[START OF Information shown]

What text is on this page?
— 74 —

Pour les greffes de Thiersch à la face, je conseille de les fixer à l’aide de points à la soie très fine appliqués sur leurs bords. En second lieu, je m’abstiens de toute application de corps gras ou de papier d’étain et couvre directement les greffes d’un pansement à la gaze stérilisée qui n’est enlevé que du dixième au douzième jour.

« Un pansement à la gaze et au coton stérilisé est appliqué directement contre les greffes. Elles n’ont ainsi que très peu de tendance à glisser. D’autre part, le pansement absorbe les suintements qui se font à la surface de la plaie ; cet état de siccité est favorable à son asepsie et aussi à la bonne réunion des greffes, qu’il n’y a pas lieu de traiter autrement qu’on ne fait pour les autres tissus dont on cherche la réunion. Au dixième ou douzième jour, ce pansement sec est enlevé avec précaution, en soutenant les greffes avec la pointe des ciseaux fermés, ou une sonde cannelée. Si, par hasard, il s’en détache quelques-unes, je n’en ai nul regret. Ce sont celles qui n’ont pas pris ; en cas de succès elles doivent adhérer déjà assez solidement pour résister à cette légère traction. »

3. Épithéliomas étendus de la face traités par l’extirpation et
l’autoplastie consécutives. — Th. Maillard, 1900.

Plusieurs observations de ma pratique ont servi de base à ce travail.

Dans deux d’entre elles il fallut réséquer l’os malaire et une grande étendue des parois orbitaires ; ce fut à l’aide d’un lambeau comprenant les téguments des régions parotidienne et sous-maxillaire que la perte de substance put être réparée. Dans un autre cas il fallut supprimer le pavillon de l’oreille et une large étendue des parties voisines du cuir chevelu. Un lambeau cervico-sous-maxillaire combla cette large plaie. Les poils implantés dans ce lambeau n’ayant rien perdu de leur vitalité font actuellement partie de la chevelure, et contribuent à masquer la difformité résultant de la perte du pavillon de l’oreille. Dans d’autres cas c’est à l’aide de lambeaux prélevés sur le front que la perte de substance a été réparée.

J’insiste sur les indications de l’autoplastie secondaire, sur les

[END OF Information shown]
[START OF Information shown]

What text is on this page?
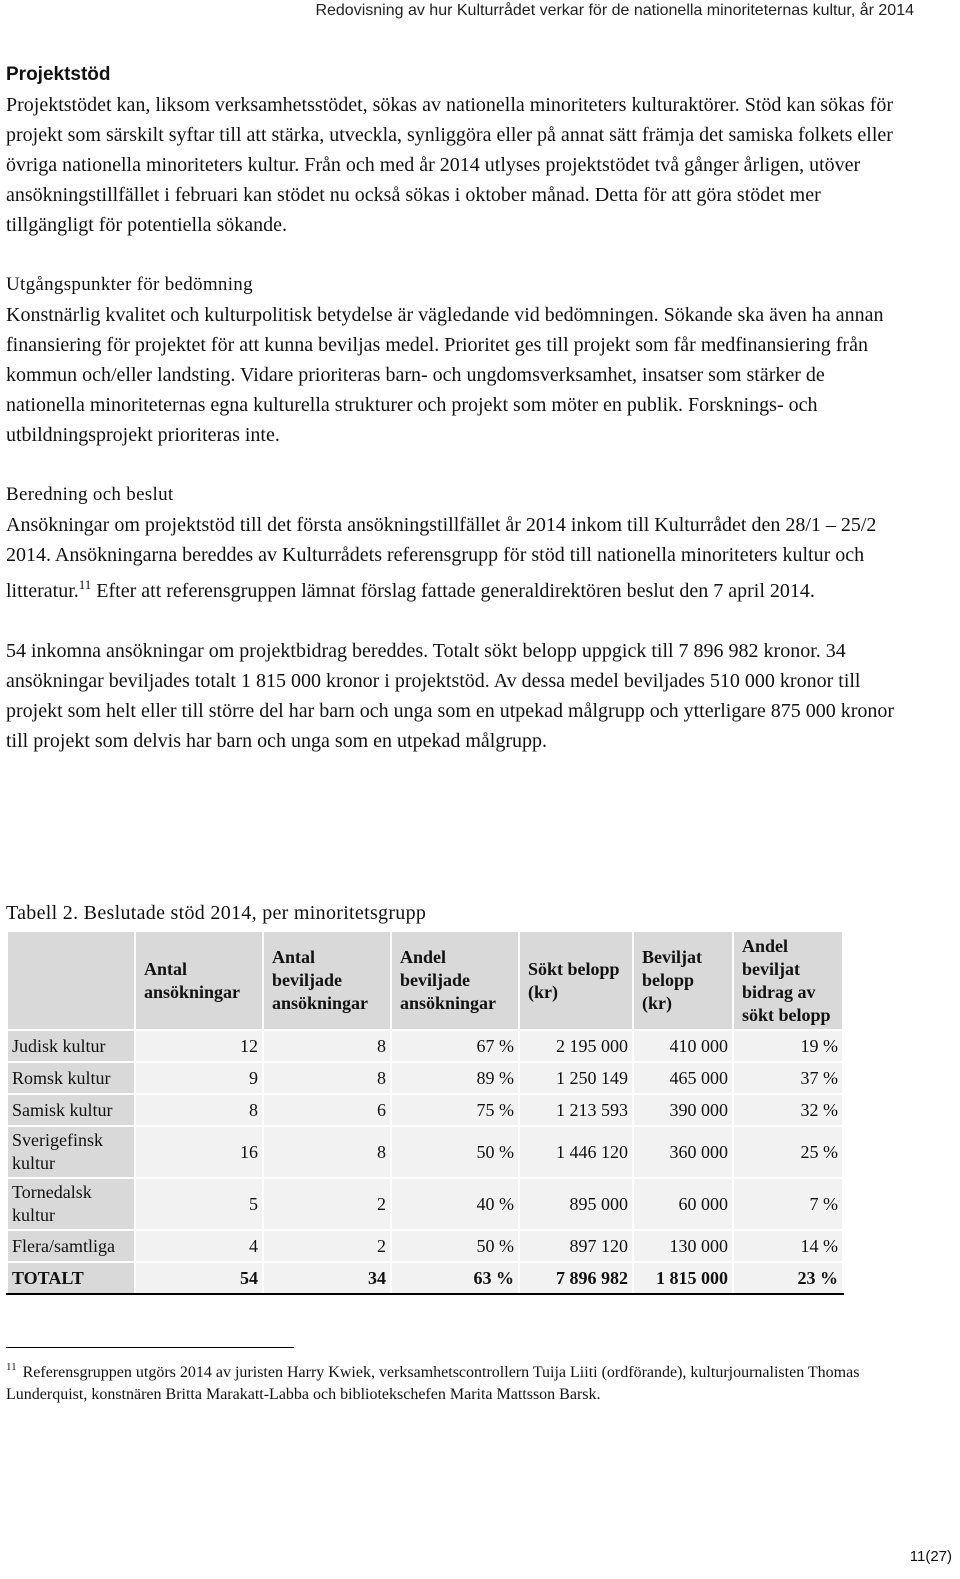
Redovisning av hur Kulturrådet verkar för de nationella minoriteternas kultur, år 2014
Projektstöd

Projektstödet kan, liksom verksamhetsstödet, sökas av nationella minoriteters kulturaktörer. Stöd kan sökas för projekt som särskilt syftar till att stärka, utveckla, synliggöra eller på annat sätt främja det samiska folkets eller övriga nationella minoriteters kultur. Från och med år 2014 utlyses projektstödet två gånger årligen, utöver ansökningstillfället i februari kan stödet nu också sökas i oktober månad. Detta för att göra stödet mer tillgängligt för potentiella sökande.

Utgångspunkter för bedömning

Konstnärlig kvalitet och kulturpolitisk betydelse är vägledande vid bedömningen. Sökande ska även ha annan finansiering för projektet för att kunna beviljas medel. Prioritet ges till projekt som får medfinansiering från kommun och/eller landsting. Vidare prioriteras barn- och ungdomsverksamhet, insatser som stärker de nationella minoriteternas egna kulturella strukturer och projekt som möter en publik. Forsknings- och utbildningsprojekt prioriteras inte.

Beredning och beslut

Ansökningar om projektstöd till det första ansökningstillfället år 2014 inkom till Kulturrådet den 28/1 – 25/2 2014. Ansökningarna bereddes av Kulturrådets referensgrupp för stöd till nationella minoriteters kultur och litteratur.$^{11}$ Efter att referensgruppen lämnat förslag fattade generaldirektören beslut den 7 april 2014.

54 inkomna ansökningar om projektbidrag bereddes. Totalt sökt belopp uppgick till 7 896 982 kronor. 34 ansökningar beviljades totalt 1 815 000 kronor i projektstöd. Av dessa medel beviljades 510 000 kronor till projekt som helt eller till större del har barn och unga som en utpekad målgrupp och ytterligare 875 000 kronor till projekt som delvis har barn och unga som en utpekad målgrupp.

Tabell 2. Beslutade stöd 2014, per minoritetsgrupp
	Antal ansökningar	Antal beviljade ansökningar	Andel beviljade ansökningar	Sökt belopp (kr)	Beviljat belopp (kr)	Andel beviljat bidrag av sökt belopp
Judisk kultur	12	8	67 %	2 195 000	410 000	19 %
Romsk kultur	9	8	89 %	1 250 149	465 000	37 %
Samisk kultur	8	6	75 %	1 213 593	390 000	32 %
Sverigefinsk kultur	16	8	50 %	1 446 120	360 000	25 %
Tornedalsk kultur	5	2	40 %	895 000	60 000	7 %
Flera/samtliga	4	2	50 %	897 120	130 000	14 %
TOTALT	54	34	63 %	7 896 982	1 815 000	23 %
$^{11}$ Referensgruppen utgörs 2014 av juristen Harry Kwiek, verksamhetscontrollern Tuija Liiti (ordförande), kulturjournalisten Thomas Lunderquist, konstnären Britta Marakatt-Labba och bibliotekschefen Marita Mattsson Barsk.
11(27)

[END OF Information shown]
[START OF Information shown]

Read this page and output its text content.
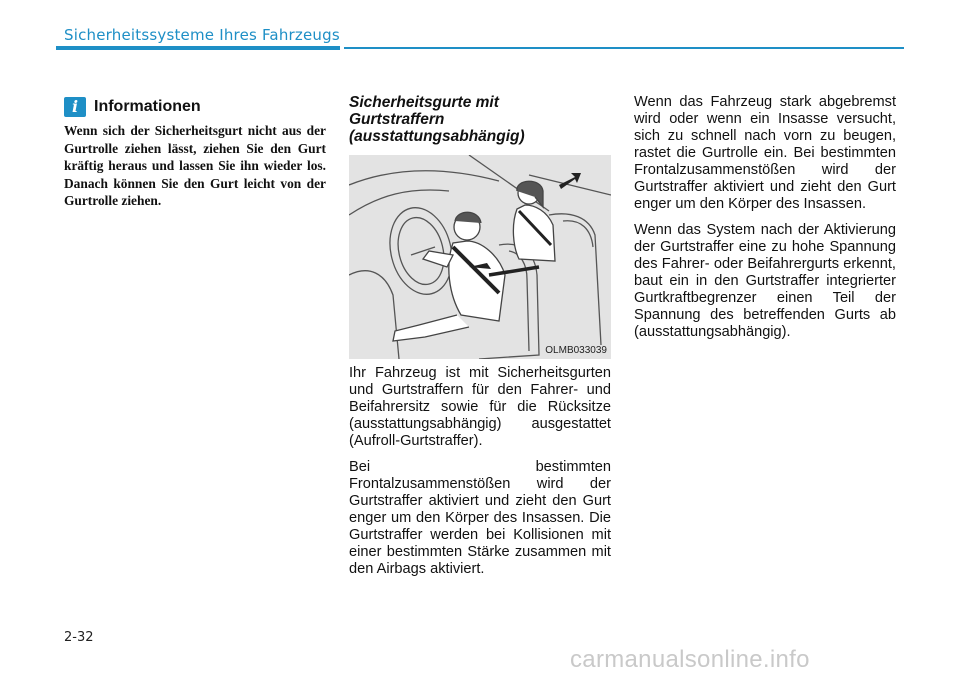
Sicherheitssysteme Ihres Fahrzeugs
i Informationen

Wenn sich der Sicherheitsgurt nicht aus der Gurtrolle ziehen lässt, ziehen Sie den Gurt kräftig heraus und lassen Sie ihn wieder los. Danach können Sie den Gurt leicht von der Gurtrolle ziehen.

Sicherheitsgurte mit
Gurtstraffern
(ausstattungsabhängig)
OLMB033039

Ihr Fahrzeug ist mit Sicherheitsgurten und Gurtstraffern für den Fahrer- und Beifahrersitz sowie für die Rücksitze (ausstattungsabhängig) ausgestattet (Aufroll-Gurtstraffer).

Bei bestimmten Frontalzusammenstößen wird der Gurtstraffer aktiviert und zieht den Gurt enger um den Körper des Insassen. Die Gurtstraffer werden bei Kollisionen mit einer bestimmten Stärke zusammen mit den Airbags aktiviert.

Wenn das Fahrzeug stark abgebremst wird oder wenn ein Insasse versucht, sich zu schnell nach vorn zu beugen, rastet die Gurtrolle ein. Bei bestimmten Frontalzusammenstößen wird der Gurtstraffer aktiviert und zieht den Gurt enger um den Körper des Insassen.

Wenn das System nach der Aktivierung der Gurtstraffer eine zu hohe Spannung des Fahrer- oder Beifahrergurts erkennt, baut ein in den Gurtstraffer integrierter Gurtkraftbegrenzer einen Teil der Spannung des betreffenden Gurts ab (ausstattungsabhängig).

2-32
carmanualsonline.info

[END OF Information shown]

Exercise description: Locate the string "Fahrer" in the listing above and copy every line where it occurs.

Written answer:
Ihr Fahrzeug ist mit Sicherheitsgurten und Gurtstraffern für den Fahrer- und Beifahrersitz sowie für die Rücksitze (ausstattungsabhängig) ausgestattet (Aufroll-Gurtstraffer).
Wenn das System nach der Aktivierung der Gurtstraffer eine zu hohe Spannung des Fahrer- oder Beifahrergurts erkennt, baut ein in den Gurtstraffer integrierter Gurtkraftbegrenzer einen Teil der Spannung des betreffenden Gurts ab (ausstattungsabhängig).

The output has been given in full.